-- start TEXT EXCERPT --

Classic First Year Uni Mistakes

Friday, 6 September 2019

Your first year at uni is a crazy time and there are endless learning curves. Obviously, you’ll do a lot of studying on your course but you also have to learn a lot of life lessons as well. For most people, it’s the first time living on your own away from home and making all of your own decisions, a lot of them to do with money. When you were living at home, you probably got fed up with being told what to do in the years you’re yearning for freedom, but you’ll soon start to realise that their advice wasn’t all bad. 

Nobody is perfect and you’re never going to get it right the first time around, and I certainly had a few issues when I was getting to grips with the new lifestyle. Some of those mistakes are only minor and you don’t need to worry, but some of them can have a bigger impact on your life, and it’s those big mistakes that you need to avoid. These are some of the biggest mistakes that you’re likely to make in your first year of uni, and how you can get around them. 

Spending Too Much Money 

This is by far the biggest mistake that people make because they’re not used to budgeting their money and paying their bills, so it’s likely that you will overspend at some point. When you first get your student loan payment, it seems like a lot of money and so there’s a tendency for students to just blow it all right away and get overexcited (trust me, I’ve seen it happen). But between your rent, food, and going out, you’ll soon burn through that money and halfway through the term, realise that you are starting to run out. It’s at this point that people will start learning how to budget so they can survive until they get their next payment through, but that’s not the way to go about it. If you only start budgeting once you are already low on money, you will have to stick to a strict budget that doesn’t allow much money for fun things at all. It’s far better to start budgeting your money properly from the very beginning, so you can still afford all of your important bills and have some money left over for fun activities as well. I chose to work out a weekly budget for myself, as that way I constantly had a close eye on what I was spending and never seemed to stray far out of my budget!

A lot of students forget about the summer as well and only write a budget that covers them during term time. But you have to remember that your final payment for the year has to last you through summer until term starts again next year. Summer is a time when you should be having amazing travel experiences or catching up with old friends, and you need money to do that stuff. Summer jobs are a good option, but it’s still a good idea to save some of your loan so you have enough money during the summer. Missing out on experiences is one of the most gutting things!

-- end TEXT EXCERPT --
-- start ENTRIES SHOWN --

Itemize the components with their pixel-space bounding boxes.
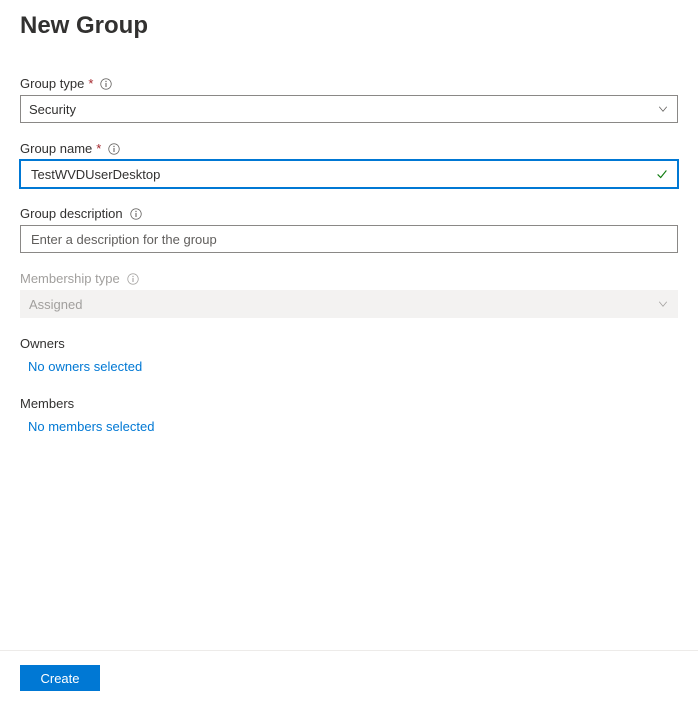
group-type-value: Security — [29, 102, 657, 117]
owners-section: Owners No owners selected — [20, 336, 678, 374]
info-icon[interactable] — [99, 77, 113, 91]
members-section: Members No members selected — [20, 396, 678, 434]
required-asterisk: * — [96, 141, 101, 156]
membership-type-label-row: Membership type — [20, 271, 678, 286]
group-type-select[interactable]: Security — [20, 95, 678, 123]
field-membership-type: Membership type Assigned — [20, 271, 678, 318]
group-name-input[interactable] — [29, 161, 655, 187]
owners-heading: Owners — [20, 336, 678, 351]
membership-type-value: Assigned — [29, 297, 657, 312]
group-description-input-wrap — [20, 225, 678, 253]
group-name-label-row: Group name * — [20, 141, 678, 156]
page-title: New Group — [20, 12, 678, 40]
members-link[interactable]: No members selected — [20, 419, 678, 434]
members-heading: Members — [20, 396, 678, 411]
field-group-description: Group description — [20, 206, 678, 253]
create-button[interactable]: Create — [20, 665, 100, 691]
chevron-down-icon — [657, 103, 669, 115]
info-icon[interactable] — [129, 207, 143, 221]
group-description-label-row: Group description — [20, 206, 678, 221]
group-description-label: Group description — [20, 206, 123, 221]
info-icon[interactable] — [126, 272, 140, 286]
group-type-label: Group type — [20, 76, 84, 91]
owners-link[interactable]: No owners selected — [20, 359, 678, 374]
membership-type-select: Assigned — [20, 290, 678, 318]
required-asterisk: * — [88, 76, 93, 91]
membership-type-label: Membership type — [20, 271, 120, 286]
group-name-input-wrap — [20, 160, 678, 188]
group-description-input[interactable] — [29, 226, 669, 252]
group-type-label-row: Group type * — [20, 76, 678, 91]
group-name-label: Group name — [20, 141, 92, 156]
field-group-type: Group type * Security — [20, 76, 678, 123]
checkmark-icon — [655, 167, 669, 181]
footer: Create — [0, 650, 698, 705]
field-group-name: Group name * — [20, 141, 678, 188]
info-icon[interactable] — [107, 142, 121, 156]
chevron-down-icon — [657, 298, 669, 310]
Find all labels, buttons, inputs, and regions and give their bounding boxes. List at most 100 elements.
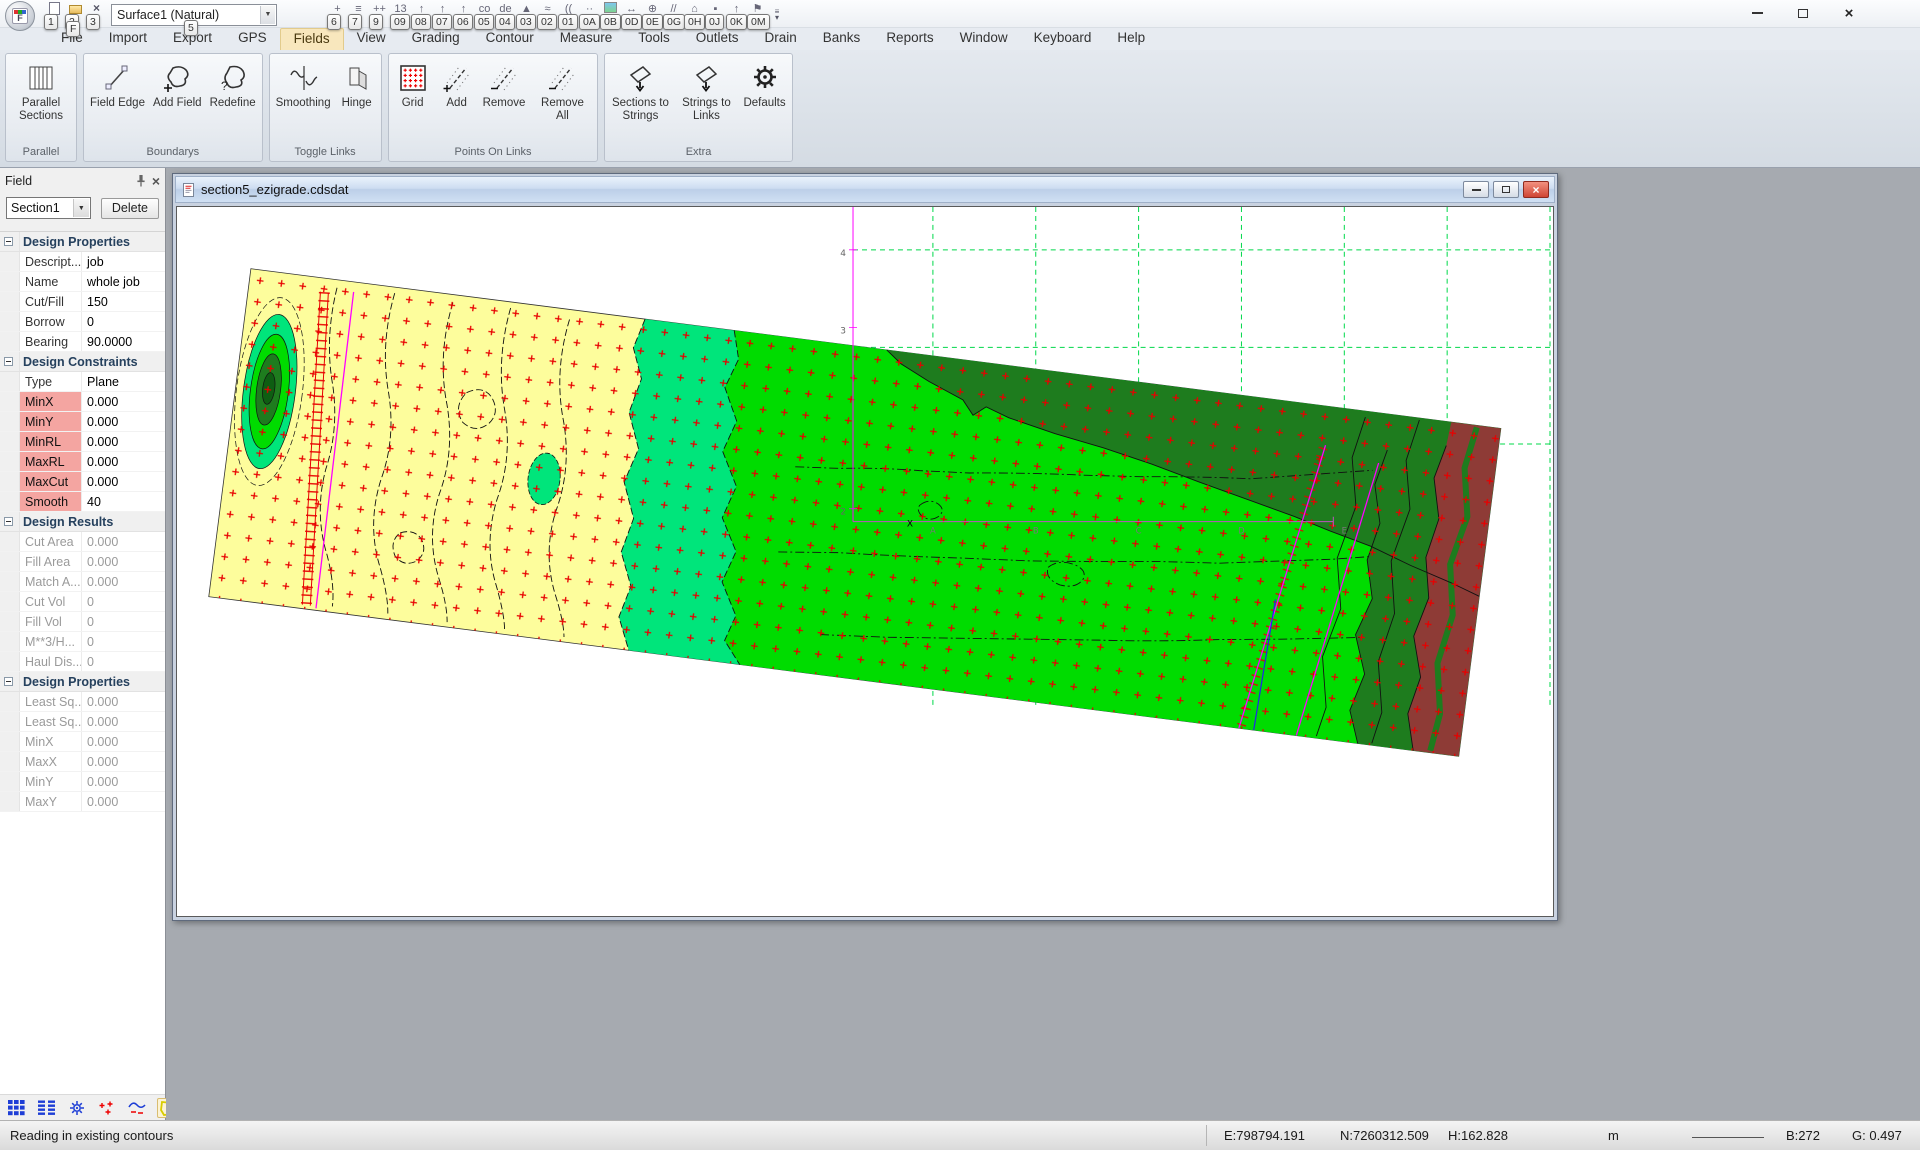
tab-measure[interactable]: Measure [547,28,626,50]
qa-home-button[interactable]: ⌂ 0H [684,0,706,30]
doc-restore-button[interactable] [1493,181,1519,198]
redefine-button[interactable]: ? Redefine [206,59,260,113]
tab-banks[interactable]: Banks [810,28,874,50]
doc-minimize-button[interactable] [1463,181,1489,198]
property-value[interactable]: 40 [82,492,165,511]
property-value[interactable]: 0.000 [82,532,165,551]
qa-image-button[interactable]: ▦0B [600,0,621,30]
parallel-sections-button[interactable]: Parallel Sections [8,59,74,126]
qa-raise-2-button[interactable]: ↑ 07 [432,0,453,30]
grid-button[interactable]: Grid [391,59,435,113]
qa-star-button[interactable]: +6 [327,0,348,30]
view-contours-button[interactable] [127,1098,147,1118]
delete-button[interactable]: Delete [100,197,159,219]
property-value[interactable]: 0.000 [82,792,165,811]
qa-up-button[interactable]: ↑ 0K [726,0,747,30]
section-select[interactable]: Section1 ▼ [6,197,91,219]
property-value[interactable]: 0.000 [82,552,165,571]
remove-button[interactable]: Remove [479,59,530,113]
property-value[interactable]: 0.000 [82,472,165,491]
contour-map[interactable]: 4 3 2 X A B C D E [177,207,1553,916]
qa-raise-3-button[interactable]: ↑ 06 [453,0,474,30]
qa-globe-button[interactable]: ⊕ 0E [642,0,663,30]
tab-keyboard[interactable]: Keyboard [1021,28,1105,50]
map-canvas[interactable]: 4 3 2 X A B C D E [176,206,1554,917]
tab-reports[interactable]: Reports [873,28,946,50]
field-edge-button[interactable]: Field Edge [86,59,149,113]
property-value[interactable]: 0 [82,632,165,651]
property-value[interactable]: 0 [82,652,165,671]
view-points-button[interactable] [97,1098,117,1118]
property-value[interactable]: 0 [82,592,165,611]
view-settings-button[interactable] [67,1098,87,1118]
tab-fields[interactable]: Fields [279,28,344,50]
qa-raise-1-button[interactable]: ↑ 08 [411,0,432,30]
property-value[interactable]: 0 [82,612,165,631]
smoothing-button[interactable]: Smoothing [272,59,335,113]
chevron-down-icon[interactable]: ▼ [72,199,89,217]
tab-view[interactable]: View [344,28,399,50]
chevron-down-icon[interactable]: ▼ [260,5,275,24]
property-value[interactable]: 150 [82,292,165,311]
property-value[interactable]: 0.000 [82,692,165,711]
pin-icon[interactable] [134,174,148,188]
tab-gps[interactable]: GPS [225,28,280,50]
property-value[interactable]: 0.000 [82,772,165,791]
maximize-button[interactable] [1780,0,1826,26]
panel-close-icon[interactable]: × [152,174,160,188]
qa-design-button[interactable]: de 04 [495,0,516,30]
remove-all-button[interactable]: Remove All [529,59,595,126]
tab-window[interactable]: Window [947,28,1021,50]
sections-to-strings-button[interactable]: Sections to Strings [607,59,673,126]
property-value[interactable]: whole job [82,272,165,291]
property-value[interactable]: 0.000 [82,432,165,451]
property-value[interactable]: 0.000 [82,752,165,771]
qa-list-button[interactable]: ≡ 7 [348,0,369,30]
property-value[interactable]: 0.000 [82,412,165,431]
qa-section-button[interactable]: ≈02 [537,0,558,30]
tab-contour[interactable]: Contour [473,28,547,50]
collapse-icon[interactable] [4,677,13,686]
new-file-button[interactable]: 1 [44,0,65,30]
qa-add-points-button[interactable]: ++ 9 [369,0,390,30]
qa-contours-button[interactable]: co 05 [474,0,495,30]
property-value[interactable]: Plane [82,372,165,391]
view-sections-button[interactable] [37,1098,57,1118]
qa-dots-button[interactable]: ·· 0A [579,0,600,30]
qa-flag-button[interactable]: ⚑ 0M [747,0,770,30]
property-value[interactable]: 0.000 [82,572,165,591]
property-value[interactable]: 0.000 [82,452,165,471]
property-value[interactable]: 0 [82,312,165,331]
tab-outlets[interactable]: Outlets [683,28,752,50]
qa-hatch-button[interactable]: //0G [663,0,686,30]
tab-tools[interactable]: Tools [625,28,683,50]
add-field-button[interactable]: Add Field [149,59,206,113]
strings-to-links-button[interactable]: Strings to Links [673,59,739,126]
doc-close-button[interactable]: × [1523,181,1549,198]
document-titlebar[interactable]: section5_ezigrade.cdsdat × [175,176,1555,203]
minimize-button[interactable] [1734,0,1780,26]
tab-help[interactable]: Help [1104,28,1158,50]
quick-access-overflow-button[interactable]: ≡ ▾ [768,4,786,26]
close-file-button[interactable]: × 3 [86,0,107,30]
qa-triangle-button[interactable]: ▲ 03 [516,0,537,30]
surface-selector[interactable]: Surface1 (Natural) ▼ 5 [111,3,277,36]
qa-brackets-button[interactable]: ((01 [558,0,579,30]
tab-grading[interactable]: Grading [399,28,473,50]
property-value[interactable]: job [82,252,165,271]
hinge-button[interactable]: Hinge [335,59,379,113]
collapse-icon[interactable] [4,517,13,526]
qa-extents-button[interactable]: ↔ 0D [621,0,643,30]
app-menu-button[interactable]: F [5,1,35,31]
defaults-button[interactable]: Defaults [739,59,789,113]
qa-chart-button[interactable]: ▪ 0J [705,0,726,30]
property-value[interactable]: 0.000 [82,392,165,411]
collapse-icon[interactable] [4,357,13,366]
qa-numbers-button[interactable]: 13 09 [390,0,411,30]
property-value[interactable]: 90.0000 [82,332,165,351]
property-value[interactable]: 0.000 [82,712,165,731]
property-value[interactable]: 0.000 [82,732,165,751]
collapse-icon[interactable] [4,237,13,246]
tab-drain[interactable]: Drain [752,28,810,50]
add-button[interactable]: Add [435,59,479,113]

-- end ENTRIES SHOWN --

**WHAT IS REQUIRED:**
Answer these from the first-year uni article:
1. On what date was it posted?
2. What kind of budget did the writer work out for themselves?
3. Until when does the year's final loan payment have to last?
The listing has no connection to the first-year uni article.

**ANSWER TO THIS PROBLEM:**
1. Friday, 6 September 2019.
2. A weekly budget.
3. Through the summer, until term starts again the next year.